● GIVEN TASK 1:
Answer these about the piece on David Letterman and the writers' strike:
(a) What company owns the Letterman Show?
(b) Who read the top ten list?
(c) Whose name did Letterman mention?
● GIVEN TASK 2:
Write what comes next in the piece on David Letterman and the writers' strike, picking up after its final sentence.

● PAGE EXTRACT:
Wednesday night, we saw a rare thing on CBS: real labor solidarity.
There was David Letterman, honoring the strike by the Writers’ Guild of America. His company, Worldwide Pants, which owns the Letterman Show, agreed to the union’s terms, so he wasn’t crossing a picket line like Leno or Conan or Jon Stewart or Stephen Colbert.
He was honoring a picket line.
And he made no bones about where he stood.
From the opening chorus line with picket signs, to the reading of the top ten list by striking writers from other programs (including from Conan’s and the Daily Show), to offering a strike captain time to rant, to his own multiple endorsements of the writers, Letterman couldn’t have been clearer.
He stood with the strikers against the big studios. Hell, he even mentioned the name of Eugene V. Debs.

● RAW DATA:
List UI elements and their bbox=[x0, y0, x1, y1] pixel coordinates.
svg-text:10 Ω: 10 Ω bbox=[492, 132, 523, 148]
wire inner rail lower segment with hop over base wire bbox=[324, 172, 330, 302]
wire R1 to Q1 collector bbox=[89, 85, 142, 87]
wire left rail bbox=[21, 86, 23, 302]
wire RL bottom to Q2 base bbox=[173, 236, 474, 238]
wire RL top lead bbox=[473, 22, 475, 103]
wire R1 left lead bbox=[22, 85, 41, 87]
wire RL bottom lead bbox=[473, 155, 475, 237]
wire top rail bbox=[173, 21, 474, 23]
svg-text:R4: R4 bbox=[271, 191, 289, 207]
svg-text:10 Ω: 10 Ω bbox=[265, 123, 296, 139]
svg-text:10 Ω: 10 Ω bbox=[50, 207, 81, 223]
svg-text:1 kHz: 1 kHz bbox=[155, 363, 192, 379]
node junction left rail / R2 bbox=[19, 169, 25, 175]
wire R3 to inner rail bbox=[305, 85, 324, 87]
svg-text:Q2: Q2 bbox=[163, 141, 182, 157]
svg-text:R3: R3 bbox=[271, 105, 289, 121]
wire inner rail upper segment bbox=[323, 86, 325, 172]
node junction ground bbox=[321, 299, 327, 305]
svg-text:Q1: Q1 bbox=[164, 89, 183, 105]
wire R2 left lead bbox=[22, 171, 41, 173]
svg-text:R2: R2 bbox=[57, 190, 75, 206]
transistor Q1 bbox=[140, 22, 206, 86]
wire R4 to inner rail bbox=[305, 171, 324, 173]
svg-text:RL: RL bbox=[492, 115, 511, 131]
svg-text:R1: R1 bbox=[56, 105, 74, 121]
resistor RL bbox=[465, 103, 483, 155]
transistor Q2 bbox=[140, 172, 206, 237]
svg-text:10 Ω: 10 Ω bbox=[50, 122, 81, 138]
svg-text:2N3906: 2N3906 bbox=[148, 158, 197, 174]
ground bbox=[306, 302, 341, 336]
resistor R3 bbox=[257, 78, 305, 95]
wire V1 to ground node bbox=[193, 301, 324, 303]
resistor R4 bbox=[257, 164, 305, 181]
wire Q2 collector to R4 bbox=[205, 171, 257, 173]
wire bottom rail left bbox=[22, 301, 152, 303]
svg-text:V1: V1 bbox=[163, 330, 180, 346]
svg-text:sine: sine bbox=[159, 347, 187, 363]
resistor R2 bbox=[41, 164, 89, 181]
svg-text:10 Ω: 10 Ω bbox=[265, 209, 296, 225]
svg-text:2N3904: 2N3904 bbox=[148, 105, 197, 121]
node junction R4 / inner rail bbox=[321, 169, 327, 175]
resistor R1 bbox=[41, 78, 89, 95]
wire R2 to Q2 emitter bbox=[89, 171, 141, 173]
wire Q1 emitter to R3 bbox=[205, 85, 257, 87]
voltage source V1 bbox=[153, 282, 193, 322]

● EXPECTED OUTPUT 1:
(a) Worldwide Pants
(b) Striking writers from other programs, including writers from Conan's show and the Daily Show
(c) Eugene V. Debs

● EXPECTED OUTPUT 2:
But what about Leno? Or Conan? Or Jon Stewart and Colbert?
They say their bosses ordered them to cross the picket line.
But what if they refused?
Would the bosses really have canned them, since they are such cash cows for GE and Viacom?
I really doubt it.
Leno and Conan and Jon Stewart and Colbert could have exercised real courage, since they had maximum leverage against the corporate honchos.
In fact, they may have been able, just among themselves, to bring the strike to an end on terms favorable to the writers.
But they caved.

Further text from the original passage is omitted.